**How to complete this task:**
Across the records below, how many lines include the string "count"? Respond with the number only.

═════ Source data ═════

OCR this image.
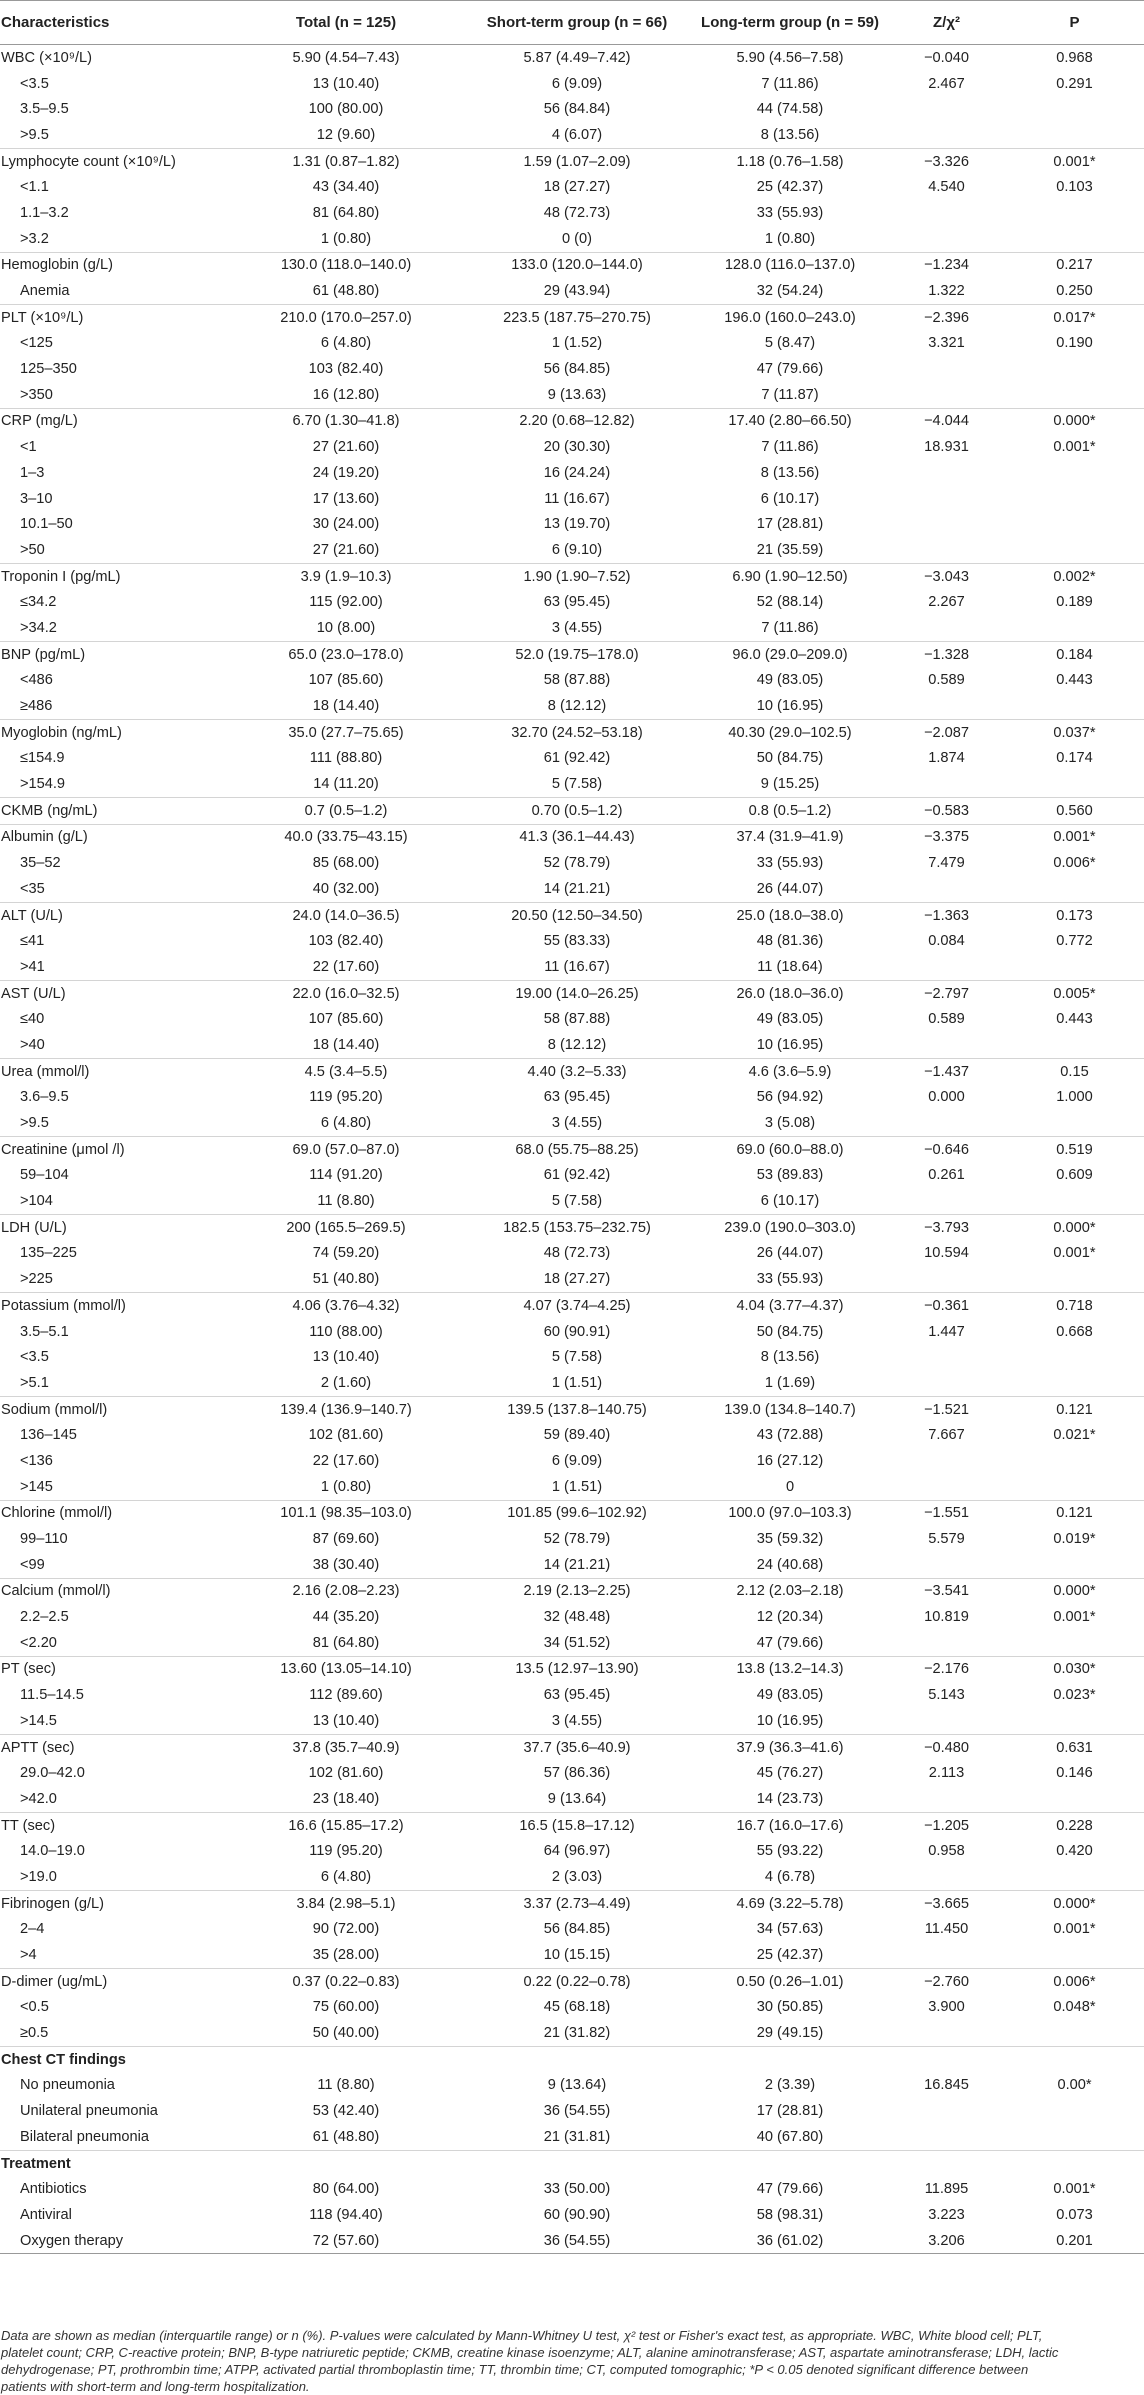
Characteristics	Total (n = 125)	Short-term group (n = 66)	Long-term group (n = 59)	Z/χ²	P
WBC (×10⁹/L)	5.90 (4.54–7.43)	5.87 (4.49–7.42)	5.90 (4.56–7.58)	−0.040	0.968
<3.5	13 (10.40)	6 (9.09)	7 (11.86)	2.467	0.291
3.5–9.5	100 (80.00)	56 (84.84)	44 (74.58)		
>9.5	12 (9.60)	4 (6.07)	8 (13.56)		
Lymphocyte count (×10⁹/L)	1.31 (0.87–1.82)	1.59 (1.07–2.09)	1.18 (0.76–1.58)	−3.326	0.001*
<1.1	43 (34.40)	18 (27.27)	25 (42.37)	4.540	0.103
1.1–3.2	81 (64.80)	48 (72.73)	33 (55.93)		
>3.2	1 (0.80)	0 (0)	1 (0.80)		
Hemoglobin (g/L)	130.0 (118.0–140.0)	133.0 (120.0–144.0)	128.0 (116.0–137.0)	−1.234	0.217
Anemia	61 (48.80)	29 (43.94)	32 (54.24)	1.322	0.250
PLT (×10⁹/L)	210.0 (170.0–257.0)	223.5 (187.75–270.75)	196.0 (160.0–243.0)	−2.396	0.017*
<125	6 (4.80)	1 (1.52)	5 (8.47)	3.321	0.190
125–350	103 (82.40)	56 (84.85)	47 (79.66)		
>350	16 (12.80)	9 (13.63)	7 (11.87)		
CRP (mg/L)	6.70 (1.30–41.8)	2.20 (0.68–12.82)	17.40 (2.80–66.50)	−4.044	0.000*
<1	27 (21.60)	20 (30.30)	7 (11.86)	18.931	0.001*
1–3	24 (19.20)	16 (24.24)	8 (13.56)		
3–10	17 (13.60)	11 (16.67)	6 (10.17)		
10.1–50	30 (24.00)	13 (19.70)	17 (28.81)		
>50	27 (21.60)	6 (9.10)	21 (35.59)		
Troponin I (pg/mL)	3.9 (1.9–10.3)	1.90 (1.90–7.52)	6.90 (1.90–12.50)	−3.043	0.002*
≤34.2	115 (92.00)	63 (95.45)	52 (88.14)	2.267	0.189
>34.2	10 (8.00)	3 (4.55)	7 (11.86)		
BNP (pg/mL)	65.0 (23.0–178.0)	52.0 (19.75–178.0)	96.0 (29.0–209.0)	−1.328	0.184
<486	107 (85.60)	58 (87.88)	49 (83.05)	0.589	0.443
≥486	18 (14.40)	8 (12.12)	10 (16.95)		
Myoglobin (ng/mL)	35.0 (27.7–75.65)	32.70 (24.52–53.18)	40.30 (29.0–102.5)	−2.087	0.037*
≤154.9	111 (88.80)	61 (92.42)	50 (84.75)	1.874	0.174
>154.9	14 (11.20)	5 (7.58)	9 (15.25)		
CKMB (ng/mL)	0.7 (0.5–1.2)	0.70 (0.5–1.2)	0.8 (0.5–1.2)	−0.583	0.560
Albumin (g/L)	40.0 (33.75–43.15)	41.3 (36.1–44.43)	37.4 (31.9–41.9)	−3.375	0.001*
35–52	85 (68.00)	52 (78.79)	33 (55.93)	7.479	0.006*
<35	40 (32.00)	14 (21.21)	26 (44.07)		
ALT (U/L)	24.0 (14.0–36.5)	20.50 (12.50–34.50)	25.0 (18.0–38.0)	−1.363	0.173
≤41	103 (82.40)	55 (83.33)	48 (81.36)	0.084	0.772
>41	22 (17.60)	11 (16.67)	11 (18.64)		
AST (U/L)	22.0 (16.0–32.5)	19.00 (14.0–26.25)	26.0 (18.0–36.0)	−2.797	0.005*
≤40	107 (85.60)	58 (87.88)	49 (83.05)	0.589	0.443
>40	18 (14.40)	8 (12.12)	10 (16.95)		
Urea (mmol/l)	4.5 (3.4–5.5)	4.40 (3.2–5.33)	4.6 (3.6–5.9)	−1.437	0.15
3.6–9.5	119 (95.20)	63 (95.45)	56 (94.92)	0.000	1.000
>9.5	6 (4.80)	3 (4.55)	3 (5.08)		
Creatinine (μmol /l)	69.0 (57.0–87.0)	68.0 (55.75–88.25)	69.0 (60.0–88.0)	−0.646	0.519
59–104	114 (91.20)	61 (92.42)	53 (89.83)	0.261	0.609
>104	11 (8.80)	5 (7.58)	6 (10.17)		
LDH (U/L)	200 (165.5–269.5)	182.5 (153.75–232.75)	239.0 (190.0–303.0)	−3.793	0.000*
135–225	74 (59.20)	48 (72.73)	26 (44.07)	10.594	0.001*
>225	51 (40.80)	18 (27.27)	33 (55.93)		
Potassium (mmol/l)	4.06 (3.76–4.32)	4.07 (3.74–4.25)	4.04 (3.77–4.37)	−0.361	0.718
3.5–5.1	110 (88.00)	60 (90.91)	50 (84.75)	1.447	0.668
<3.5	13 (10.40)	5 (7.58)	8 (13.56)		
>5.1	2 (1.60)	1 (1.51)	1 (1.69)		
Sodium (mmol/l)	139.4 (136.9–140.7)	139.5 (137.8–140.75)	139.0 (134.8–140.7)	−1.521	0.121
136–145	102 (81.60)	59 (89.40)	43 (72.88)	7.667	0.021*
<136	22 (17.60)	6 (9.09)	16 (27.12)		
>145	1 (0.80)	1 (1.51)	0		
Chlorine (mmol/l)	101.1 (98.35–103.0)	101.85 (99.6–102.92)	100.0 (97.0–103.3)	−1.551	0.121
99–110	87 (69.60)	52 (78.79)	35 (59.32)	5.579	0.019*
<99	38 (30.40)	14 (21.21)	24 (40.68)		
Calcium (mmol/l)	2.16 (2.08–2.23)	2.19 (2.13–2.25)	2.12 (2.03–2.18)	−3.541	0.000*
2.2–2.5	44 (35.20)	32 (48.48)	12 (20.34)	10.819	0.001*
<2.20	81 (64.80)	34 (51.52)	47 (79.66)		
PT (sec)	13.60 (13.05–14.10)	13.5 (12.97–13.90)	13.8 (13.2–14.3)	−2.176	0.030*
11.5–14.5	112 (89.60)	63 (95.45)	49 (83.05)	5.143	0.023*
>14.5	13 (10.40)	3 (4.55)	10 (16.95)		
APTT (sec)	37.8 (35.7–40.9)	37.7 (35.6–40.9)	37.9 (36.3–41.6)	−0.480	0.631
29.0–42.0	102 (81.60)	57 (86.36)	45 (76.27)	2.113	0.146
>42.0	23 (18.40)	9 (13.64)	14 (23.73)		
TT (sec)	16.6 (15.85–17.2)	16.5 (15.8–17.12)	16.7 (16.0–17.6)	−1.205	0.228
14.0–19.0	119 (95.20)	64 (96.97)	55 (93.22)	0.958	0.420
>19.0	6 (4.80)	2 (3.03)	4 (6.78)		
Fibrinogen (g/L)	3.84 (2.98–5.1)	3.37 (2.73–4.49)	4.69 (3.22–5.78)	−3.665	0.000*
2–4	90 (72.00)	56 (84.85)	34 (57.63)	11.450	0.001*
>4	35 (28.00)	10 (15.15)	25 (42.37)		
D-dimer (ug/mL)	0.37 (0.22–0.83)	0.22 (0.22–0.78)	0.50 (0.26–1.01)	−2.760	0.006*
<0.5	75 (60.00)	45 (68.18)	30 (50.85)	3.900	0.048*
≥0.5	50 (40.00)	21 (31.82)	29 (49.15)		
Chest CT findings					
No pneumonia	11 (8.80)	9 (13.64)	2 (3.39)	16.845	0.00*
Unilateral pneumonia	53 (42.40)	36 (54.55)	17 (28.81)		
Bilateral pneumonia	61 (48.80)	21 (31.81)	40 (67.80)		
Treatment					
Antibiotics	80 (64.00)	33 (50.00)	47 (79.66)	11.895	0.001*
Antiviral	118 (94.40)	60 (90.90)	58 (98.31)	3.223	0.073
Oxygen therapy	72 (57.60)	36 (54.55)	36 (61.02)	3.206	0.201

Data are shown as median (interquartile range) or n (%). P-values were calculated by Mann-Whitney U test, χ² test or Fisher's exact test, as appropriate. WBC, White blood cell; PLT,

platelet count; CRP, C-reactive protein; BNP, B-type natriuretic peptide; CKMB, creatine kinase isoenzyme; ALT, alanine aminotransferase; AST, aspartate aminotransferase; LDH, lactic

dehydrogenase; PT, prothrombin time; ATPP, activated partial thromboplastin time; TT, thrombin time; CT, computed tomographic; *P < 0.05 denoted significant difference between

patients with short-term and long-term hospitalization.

═════
═════ Source data ═════

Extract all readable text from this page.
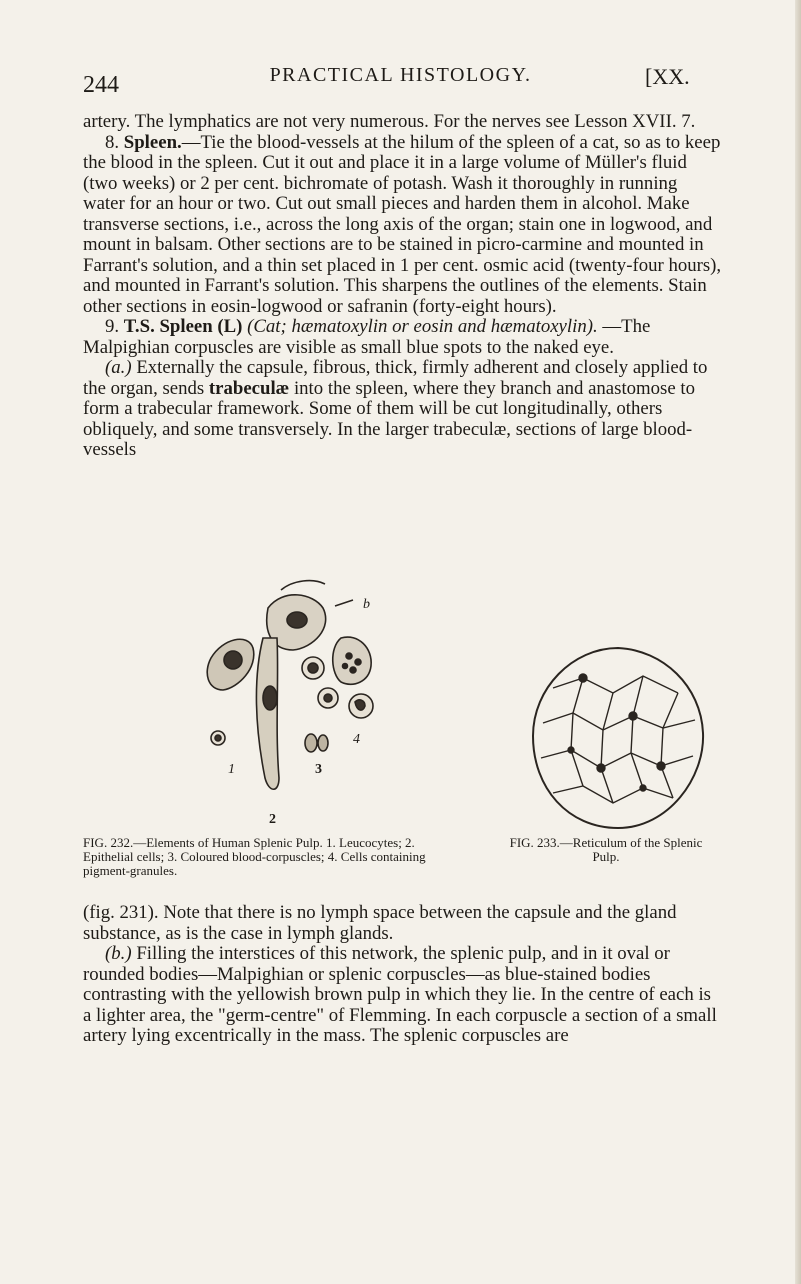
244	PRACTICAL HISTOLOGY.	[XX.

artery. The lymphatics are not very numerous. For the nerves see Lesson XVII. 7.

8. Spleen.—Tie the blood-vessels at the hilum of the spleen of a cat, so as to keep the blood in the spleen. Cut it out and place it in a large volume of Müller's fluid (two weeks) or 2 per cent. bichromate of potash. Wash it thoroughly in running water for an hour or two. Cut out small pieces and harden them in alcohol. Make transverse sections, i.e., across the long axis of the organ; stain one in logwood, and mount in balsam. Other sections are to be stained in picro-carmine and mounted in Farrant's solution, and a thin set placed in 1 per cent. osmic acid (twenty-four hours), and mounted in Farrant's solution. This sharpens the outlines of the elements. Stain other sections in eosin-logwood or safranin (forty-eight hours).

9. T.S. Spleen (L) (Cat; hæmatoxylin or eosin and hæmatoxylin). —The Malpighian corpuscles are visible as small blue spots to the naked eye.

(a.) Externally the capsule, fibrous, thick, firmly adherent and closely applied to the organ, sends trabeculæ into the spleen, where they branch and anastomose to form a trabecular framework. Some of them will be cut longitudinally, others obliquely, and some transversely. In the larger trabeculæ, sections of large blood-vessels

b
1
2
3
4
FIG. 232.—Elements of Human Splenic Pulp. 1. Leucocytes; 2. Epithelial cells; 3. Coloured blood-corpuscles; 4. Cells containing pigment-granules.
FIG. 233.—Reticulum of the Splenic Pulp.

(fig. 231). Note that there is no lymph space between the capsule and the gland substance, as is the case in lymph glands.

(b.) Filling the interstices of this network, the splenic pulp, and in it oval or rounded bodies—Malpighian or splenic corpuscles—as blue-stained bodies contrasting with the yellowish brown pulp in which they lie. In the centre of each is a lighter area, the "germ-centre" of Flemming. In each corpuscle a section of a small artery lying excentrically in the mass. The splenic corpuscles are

═════

**Answer space:**
2